§ **DIRECTION**: Each line that follows should be printed again exactly as it stands.

[Data records]
▬▬▬
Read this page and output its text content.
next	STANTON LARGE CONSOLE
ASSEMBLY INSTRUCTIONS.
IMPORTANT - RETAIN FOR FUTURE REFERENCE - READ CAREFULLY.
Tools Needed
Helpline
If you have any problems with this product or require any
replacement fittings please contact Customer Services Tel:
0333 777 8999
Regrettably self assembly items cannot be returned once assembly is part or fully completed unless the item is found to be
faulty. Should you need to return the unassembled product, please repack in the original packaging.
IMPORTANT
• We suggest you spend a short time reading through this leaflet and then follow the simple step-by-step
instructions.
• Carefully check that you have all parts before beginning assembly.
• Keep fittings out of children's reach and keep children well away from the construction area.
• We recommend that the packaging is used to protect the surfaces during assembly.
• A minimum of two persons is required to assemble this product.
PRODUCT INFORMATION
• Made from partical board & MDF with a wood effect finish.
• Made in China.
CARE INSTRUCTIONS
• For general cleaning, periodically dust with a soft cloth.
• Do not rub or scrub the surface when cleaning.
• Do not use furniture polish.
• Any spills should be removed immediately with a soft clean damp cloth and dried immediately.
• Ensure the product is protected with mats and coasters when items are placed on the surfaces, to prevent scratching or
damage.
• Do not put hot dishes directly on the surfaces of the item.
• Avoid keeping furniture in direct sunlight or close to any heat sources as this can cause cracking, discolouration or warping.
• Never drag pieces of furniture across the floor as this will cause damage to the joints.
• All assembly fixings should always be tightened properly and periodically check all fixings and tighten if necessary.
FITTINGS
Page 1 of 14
▬▬▬
§ **WRITTEN RESPONSE**:
Read this page and output its text content.
next	STANTON LARGE CONSOLE
ASSEMBLY INSTRUCTIONS.
IMPORTANT - RETAIN FOR FUTURE REFERENCE - READ CAREFULLY.
Tools Needed
Helpline
If you have any problems with this product or require any
replacement fittings please contact Customer Services Tel:
0333 777 8999
Regrettably self assembly items cannot be returned once assembly is part or fully completed unless the item is found to be
faulty. Should you need to return the unassembled product, please repack in the original packaging.
IMPORTANT
• We suggest you spend a short time reading through this leaflet and then follow the simple step-by-step
instructions.
• Carefully check that you have all parts before beginning assembly.
• Keep fittings out of children's reach and keep children well away from the construction area.
• We recommend that the packaging is used to protect the surfaces during assembly.
• A minimum of two persons is required to assemble this product.
PRODUCT INFORMATION
• Made from partical board & MDF with a wood effect finish.
• Made in China.
CARE INSTRUCTIONS
• For general cleaning, periodically dust with a soft cloth.
• Do not rub or scrub the surface when cleaning.
• Do not use furniture polish.
• Any spills should be removed immediately with a soft clean damp cloth and dried immediately.
• Ensure the product is protected with mats and coasters when items are placed on the surfaces, to prevent scratching or
damage.
• Do not put hot dishes directly on the surfaces of the item.
• Avoid keeping furniture in direct sunlight or close to any heat sources as this can cause cracking, discolouration or warping.
• Never drag pieces of furniture across the floor as this will cause damage to the joints.
• All assembly fixings should always be tightened properly and periodically check all fixings and tighten if necessary.
FITTINGS
Page 1 of 14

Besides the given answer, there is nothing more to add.